### Short exercise:
Review the lines that follow and copy each one that contains the word "Департамента".

### Records supplied:
╭──
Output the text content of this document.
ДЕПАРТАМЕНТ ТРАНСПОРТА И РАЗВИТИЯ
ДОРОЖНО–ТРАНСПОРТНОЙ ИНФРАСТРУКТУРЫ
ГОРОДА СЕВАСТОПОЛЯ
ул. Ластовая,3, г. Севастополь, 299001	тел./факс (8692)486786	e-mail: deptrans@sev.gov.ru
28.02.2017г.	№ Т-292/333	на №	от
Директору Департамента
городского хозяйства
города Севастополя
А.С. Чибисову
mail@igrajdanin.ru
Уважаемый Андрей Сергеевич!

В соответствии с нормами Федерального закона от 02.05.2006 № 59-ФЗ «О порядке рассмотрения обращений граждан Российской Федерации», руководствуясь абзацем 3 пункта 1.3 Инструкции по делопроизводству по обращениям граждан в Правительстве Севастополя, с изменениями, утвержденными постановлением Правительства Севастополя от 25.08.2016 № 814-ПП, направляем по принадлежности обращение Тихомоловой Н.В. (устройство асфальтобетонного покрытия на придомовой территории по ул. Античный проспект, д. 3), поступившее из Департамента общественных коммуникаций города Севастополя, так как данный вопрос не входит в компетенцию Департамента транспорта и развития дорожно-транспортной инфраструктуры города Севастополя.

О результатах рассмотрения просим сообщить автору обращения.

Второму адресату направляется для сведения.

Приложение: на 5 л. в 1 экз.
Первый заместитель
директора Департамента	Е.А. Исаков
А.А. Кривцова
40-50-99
╰──
### Solution to this task:
Директору Департамента
В соответствии с нормами Федерального закона от 02.05.2006 № 59-ФЗ «О порядке рассмотрения обращений граждан Российской Федерации», руководствуясь абзацем 3 пункта 1.3 Инструкции по делопроизводству по обращениям граждан в Правительстве Севастополя, с изменениями, утвержденными постановлением Правительства Севастополя от 25.08.2016 № 814-ПП, направляем по принадлежности обращение Тихомоловой Н.В. (устройство асфальтобетонного покрытия на придомовой территории по ул. Античный проспект, д. 3), поступившее из Департамента общественных коммуникаций города Севастополя, так как данный вопрос не входит в компетенцию Департамента транспорта и развития дорожно-транспортной инфраструктуры города Севастополя.
директора Департамента	Е.А. Исаков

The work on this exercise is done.